• Problem to work on: Reproduce the records below in full and without edits, omitting images.

• Extracted records:

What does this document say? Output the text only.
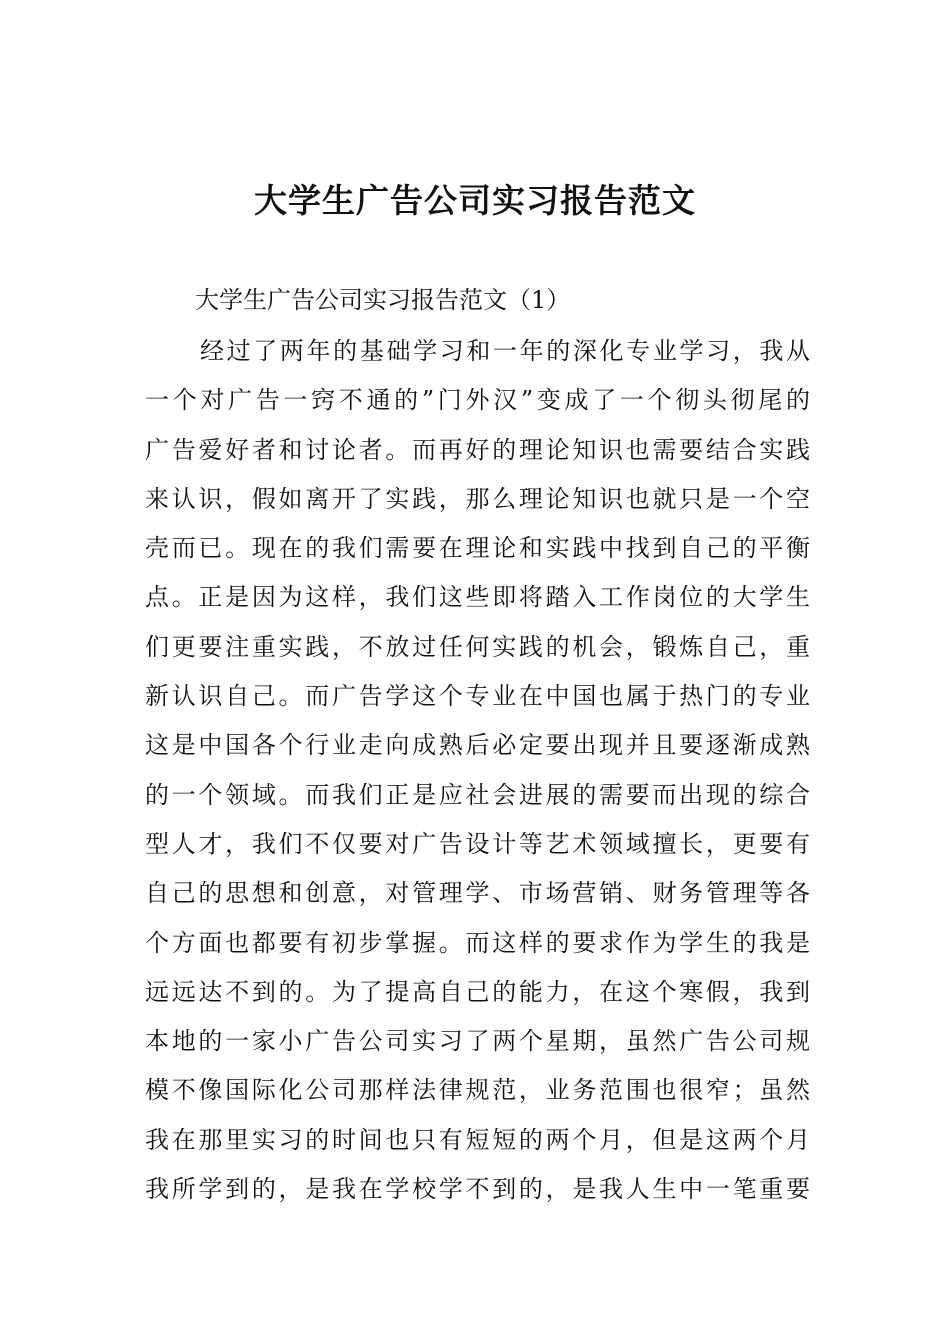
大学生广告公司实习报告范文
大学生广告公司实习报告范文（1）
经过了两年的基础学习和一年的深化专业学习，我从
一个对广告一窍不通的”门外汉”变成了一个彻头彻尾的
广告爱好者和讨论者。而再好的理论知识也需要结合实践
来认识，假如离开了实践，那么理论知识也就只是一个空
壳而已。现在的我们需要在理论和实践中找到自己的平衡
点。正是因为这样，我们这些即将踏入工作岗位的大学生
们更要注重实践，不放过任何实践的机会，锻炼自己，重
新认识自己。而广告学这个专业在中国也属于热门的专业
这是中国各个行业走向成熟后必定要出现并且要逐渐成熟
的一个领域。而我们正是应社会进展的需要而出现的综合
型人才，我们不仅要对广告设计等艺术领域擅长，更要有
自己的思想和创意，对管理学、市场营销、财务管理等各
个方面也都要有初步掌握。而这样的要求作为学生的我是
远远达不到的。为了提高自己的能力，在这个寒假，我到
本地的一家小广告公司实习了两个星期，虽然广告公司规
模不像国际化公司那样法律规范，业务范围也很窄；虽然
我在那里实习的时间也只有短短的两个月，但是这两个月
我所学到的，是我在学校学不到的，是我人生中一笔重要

• Expected answer:
What does this document say? Output the text only.
大学生广告公司实习报告范文
大学生广告公司实习报告范文（1）
经过了两年的基础学习和一年的深化专业学习，我从
一个对广告一窍不通的”门外汉”变成了一个彻头彻尾的
广告爱好者和讨论者。而再好的理论知识也需要结合实践
来认识，假如离开了实践，那么理论知识也就只是一个空
壳而已。现在的我们需要在理论和实践中找到自己的平衡
点。正是因为这样，我们这些即将踏入工作岗位的大学生
们更要注重实践，不放过任何实践的机会，锻炼自己，重
新认识自己。而广告学这个专业在中国也属于热门的专业
这是中国各个行业走向成熟后必定要出现并且要逐渐成熟
的一个领域。而我们正是应社会进展的需要而出现的综合
型人才，我们不仅要对广告设计等艺术领域擅长，更要有
自己的思想和创意，对管理学、市场营销、财务管理等各
个方面也都要有初步掌握。而这样的要求作为学生的我是
远远达不到的。为了提高自己的能力，在这个寒假，我到
本地的一家小广告公司实习了两个星期，虽然广告公司规
模不像国际化公司那样法律规范，业务范围也很窄；虽然
我在那里实习的时间也只有短短的两个月，但是这两个月
我所学到的，是我在学校学不到的，是我人生中一笔重要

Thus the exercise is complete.